## START THE DATA

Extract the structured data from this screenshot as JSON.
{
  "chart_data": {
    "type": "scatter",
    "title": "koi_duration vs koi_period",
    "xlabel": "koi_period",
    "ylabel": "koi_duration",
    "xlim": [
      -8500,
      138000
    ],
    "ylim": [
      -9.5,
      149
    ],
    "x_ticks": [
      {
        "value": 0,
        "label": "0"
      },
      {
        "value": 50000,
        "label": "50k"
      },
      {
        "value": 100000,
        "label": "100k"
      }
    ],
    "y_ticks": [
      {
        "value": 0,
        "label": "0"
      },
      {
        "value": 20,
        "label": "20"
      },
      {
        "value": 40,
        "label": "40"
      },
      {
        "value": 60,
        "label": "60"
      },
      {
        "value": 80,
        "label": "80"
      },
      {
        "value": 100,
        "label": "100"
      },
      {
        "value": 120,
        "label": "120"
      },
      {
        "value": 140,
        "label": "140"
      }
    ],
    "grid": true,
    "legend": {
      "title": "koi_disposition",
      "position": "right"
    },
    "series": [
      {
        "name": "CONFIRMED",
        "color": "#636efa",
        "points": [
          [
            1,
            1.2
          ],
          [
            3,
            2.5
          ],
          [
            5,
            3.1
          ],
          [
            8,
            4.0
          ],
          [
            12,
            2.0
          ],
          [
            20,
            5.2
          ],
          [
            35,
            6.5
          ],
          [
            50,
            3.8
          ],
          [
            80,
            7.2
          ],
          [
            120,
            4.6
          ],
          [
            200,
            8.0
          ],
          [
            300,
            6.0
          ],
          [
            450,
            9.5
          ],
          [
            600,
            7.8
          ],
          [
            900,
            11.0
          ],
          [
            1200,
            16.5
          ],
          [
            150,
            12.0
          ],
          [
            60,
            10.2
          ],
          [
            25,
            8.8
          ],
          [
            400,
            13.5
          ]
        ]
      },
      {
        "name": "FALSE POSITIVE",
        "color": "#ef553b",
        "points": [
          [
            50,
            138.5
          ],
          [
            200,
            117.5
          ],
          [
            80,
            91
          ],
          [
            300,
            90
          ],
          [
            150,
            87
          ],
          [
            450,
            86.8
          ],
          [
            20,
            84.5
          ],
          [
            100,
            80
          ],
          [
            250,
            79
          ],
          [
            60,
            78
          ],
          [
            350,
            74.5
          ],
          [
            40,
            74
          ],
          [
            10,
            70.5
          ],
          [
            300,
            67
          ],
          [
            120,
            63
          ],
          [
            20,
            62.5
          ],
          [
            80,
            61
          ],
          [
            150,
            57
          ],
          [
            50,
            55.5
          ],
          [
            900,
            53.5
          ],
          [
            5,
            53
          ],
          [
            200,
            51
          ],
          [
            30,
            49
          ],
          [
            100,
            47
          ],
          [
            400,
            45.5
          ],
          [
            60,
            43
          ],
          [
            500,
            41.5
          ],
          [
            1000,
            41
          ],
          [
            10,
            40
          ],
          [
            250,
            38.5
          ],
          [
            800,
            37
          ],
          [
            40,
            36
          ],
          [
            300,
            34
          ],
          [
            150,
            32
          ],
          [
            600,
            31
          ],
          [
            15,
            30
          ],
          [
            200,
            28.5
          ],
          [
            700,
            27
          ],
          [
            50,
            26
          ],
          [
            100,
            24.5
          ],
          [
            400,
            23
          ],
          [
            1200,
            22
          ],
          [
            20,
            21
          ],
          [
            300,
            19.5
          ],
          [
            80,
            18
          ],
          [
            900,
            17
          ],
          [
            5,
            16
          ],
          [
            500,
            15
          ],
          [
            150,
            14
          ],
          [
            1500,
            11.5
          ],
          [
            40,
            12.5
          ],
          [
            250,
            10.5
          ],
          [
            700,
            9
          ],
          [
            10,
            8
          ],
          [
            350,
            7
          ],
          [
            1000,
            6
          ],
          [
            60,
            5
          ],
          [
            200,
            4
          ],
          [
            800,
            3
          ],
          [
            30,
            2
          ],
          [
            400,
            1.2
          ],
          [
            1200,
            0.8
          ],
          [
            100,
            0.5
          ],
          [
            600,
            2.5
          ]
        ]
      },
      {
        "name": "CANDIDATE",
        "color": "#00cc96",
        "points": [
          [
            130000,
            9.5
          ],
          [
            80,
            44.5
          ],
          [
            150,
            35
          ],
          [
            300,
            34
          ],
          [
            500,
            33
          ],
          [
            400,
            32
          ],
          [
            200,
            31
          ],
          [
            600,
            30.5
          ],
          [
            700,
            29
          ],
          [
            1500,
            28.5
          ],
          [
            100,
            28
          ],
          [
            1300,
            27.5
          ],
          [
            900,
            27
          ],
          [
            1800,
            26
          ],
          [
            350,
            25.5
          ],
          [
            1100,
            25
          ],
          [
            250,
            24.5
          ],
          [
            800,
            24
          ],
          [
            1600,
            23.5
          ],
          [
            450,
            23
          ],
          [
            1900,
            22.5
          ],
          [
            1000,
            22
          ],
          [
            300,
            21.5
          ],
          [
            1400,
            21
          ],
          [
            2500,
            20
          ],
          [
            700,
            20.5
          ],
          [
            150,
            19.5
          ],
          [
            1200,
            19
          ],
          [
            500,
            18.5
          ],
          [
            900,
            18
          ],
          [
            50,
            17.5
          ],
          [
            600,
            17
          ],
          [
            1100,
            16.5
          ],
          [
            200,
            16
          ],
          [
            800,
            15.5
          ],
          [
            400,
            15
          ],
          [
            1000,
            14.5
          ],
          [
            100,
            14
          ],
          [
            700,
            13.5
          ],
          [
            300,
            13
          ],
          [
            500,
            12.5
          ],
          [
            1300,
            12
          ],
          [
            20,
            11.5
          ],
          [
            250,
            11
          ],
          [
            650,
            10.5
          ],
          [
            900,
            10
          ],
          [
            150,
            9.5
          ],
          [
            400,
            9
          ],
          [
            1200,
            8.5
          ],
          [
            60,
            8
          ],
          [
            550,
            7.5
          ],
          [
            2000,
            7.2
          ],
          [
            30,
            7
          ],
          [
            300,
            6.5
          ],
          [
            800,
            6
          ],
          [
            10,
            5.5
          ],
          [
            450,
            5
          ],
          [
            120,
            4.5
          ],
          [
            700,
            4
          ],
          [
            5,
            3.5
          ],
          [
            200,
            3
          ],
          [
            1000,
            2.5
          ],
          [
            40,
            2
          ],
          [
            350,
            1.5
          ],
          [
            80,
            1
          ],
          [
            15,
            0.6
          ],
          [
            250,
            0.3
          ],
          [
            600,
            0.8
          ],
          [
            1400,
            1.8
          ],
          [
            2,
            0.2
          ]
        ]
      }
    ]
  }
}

## END THE DATA

◆ **STATED GOAL**: Return all of the above records exactly, leaving no line out.

◆ **ANSWER TO THIS EXERCISE**:
Extract the structured data from this screenshot as JSON.
{
  "chart_data": {
    "type": "scatter",
    "title": "koi_duration vs koi_period",
    "xlabel": "koi_period",
    "ylabel": "koi_duration",
    "xlim": [
      -8500,
      138000
    ],
    "ylim": [
      -9.5,
      149
    ],
    "x_ticks": [
      {
        "value": 0,
        "label": "0"
      },
      {
        "value": 50000,
        "label": "50k"
      },
      {
        "value": 100000,
        "label": "100k"
      }
    ],
    "y_ticks": [
      {
        "value": 0,
        "label": "0"
      },
      {
        "value": 20,
        "label": "20"
      },
      {
        "value": 40,
        "label": "40"
      },
      {
        "value": 60,
        "label": "60"
      },
      {
        "value": 80,
        "label": "80"
      },
      {
        "value": 100,
        "label": "100"
      },
      {
        "value": 120,
        "label": "120"
      },
      {
        "value": 140,
        "label": "140"
      }
    ],
    "grid": true,
    "legend": {
      "title": "koi_disposition",
      "position": "right"
    },
    "series": [
      {
        "name": "CONFIRMED",
        "color": "#636efa",
        "points": [
          [
            1,
            1.2
          ],
          [
            3,
            2.5
          ],
          [
            5,
            3.1
          ],
          [
            8,
            4.0
          ],
          [
            12,
            2.0
          ],
          [
            20,
            5.2
          ],
          [
            35,
            6.5
          ],
          [
            50,
            3.8
          ],
          [
            80,
            7.2
          ],
          [
            120,
            4.6
          ],
          [
            200,
            8.0
          ],
          [
            300,
            6.0
          ],
          [
            450,
            9.5
          ],
          [
            600,
            7.8
          ],
          [
            900,
            11.0
          ],
          [
            1200,
            16.5
          ],
          [
            150,
            12.0
          ],
          [
            60,
            10.2
          ],
          [
            25,
            8.8
          ],
          [
            400,
            13.5
          ]
        ]
      },
      {
        "name": "FALSE POSITIVE",
        "color": "#ef553b",
        "points": [
          [
            50,
            138.5
          ],
          [
            200,
            117.5
          ],
          [
            80,
            91
          ],
          [
            300,
            90
          ],
          [
            150,
            87
          ],
          [
            450,
            86.8
          ],
          [
            20,
            84.5
          ],
          [
            100,
            80
          ],
          [
            250,
            79
          ],
          [
            60,
            78
          ],
          [
            350,
            74.5
          ],
          [
            40,
            74
          ],
          [
            10,
            70.5
          ],
          [
            300,
            67
          ],
          [
            120,
            63
          ],
          [
            20,
            62.5
          ],
          [
            80,
            61
          ],
          [
            150,
            57
          ],
          [
            50,
            55.5
          ],
          [
            900,
            53.5
          ],
          [
            5,
            53
          ],
          [
            200,
            51
          ],
          [
            30,
            49
          ],
          [
            100,
            47
          ],
          [
            400,
            45.5
          ],
          [
            60,
            43
          ],
          [
            500,
            41.5
          ],
          [
            1000,
            41
          ],
          [
            10,
            40
          ],
          [
            250,
            38.5
          ],
          [
            800,
            37
          ],
          [
            40,
            36
          ],
          [
            300,
            34
          ],
          [
            150,
            32
          ],
          [
            600,
            31
          ],
          [
            15,
            30
          ],
          [
            200,
            28.5
          ],
          [
            700,
            27
          ],
          [
            50,
            26
          ],
          [
            100,
            24.5
          ],
          [
            400,
            23
          ],
          [
            1200,
            22
          ],
          [
            20,
            21
          ],
          [
            300,
            19.5
          ],
          [
            80,
            18
          ],
          [
            900,
            17
          ],
          [
            5,
            16
          ],
          [
            500,
            15
          ],
          [
            150,
            14
          ],
          [
            1500,
            11.5
          ],
          [
            40,
            12.5
          ],
          [
            250,
            10.5
          ],
          [
            700,
            9
          ],
          [
            10,
            8
          ],
          [
            350,
            7
          ],
          [
            1000,
            6
          ],
          [
            60,
            5
          ],
          [
            200,
            4
          ],
          [
            800,
            3
          ],
          [
            30,
            2
          ],
          [
            400,
            1.2
          ],
          [
            1200,
            0.8
          ],
          [
            100,
            0.5
          ],
          [
            600,
            2.5
          ]
        ]
      },
      {
        "name": "CANDIDATE",
        "color": "#00cc96",
        "points": [
          [
            130000,
            9.5
          ],
          [
            80,
            44.5
          ],
          [
            150,
            35
          ],
          [
            300,
            34
          ],
          [
            500,
            33
          ],
          [
            400,
            32
          ],
          [
            200,
            31
          ],
          [
            600,
            30.5
          ],
          [
            700,
            29
          ],
          [
            1500,
            28.5
          ],
          [
            100,
            28
          ],
          [
            1300,
            27.5
          ],
          [
            900,
            27
          ],
          [
            1800,
            26
          ],
          [
            350,
            25.5
          ],
          [
            1100,
            25
          ],
          [
            250,
            24.5
          ],
          [
            800,
            24
          ],
          [
            1600,
            23.5
          ],
          [
            450,
            23
          ],
          [
            1900,
            22.5
          ],
          [
            1000,
            22
          ],
          [
            300,
            21.5
          ],
          [
            1400,
            21
          ],
          [
            2500,
            20
          ],
          [
            700,
            20.5
          ],
          [
            150,
            19.5
          ],
          [
            1200,
            19
          ],
          [
            500,
            18.5
          ],
          [
            900,
            18
          ],
          [
            50,
            17.5
          ],
          [
            600,
            17
          ],
          [
            1100,
            16.5
          ],
          [
            200,
            16
          ],
          [
            800,
            15.5
          ],
          [
            400,
            15
          ],
          [
            1000,
            14.5
          ],
          [
            100,
            14
          ],
          [
            700,
            13.5
          ],
          [
            300,
            13
          ],
          [
            500,
            12.5
          ],
          [
            1300,
            12
          ],
          [
            20,
            11.5
          ],
          [
            250,
            11
          ],
          [
            650,
            10.5
          ],
          [
            900,
            10
          ],
          [
            150,
            9.5
          ],
          [
            400,
            9
          ],
          [
            1200,
            8.5
          ],
          [
            60,
            8
          ],
          [
            550,
            7.5
          ],
          [
            2000,
            7.2
          ],
          [
            30,
            7
          ],
          [
            300,
            6.5
          ],
          [
            800,
            6
          ],
          [
            10,
            5.5
          ],
          [
            450,
            5
          ],
          [
            120,
            4.5
          ],
          [
            700,
            4
          ],
          [
            5,
            3.5
          ],
          [
            200,
            3
          ],
          [
            1000,
            2.5
          ],
          [
            40,
            2
          ],
          [
            350,
            1.5
          ],
          [
            80,
            1
          ],
          [
            15,
            0.6
          ],
          [
            250,
            0.3
          ],
          [
            600,
            0.8
          ],
          [
            1400,
            1.8
          ],
          [
            2,
            0.2
          ]
        ]
      }
    ]
  }
}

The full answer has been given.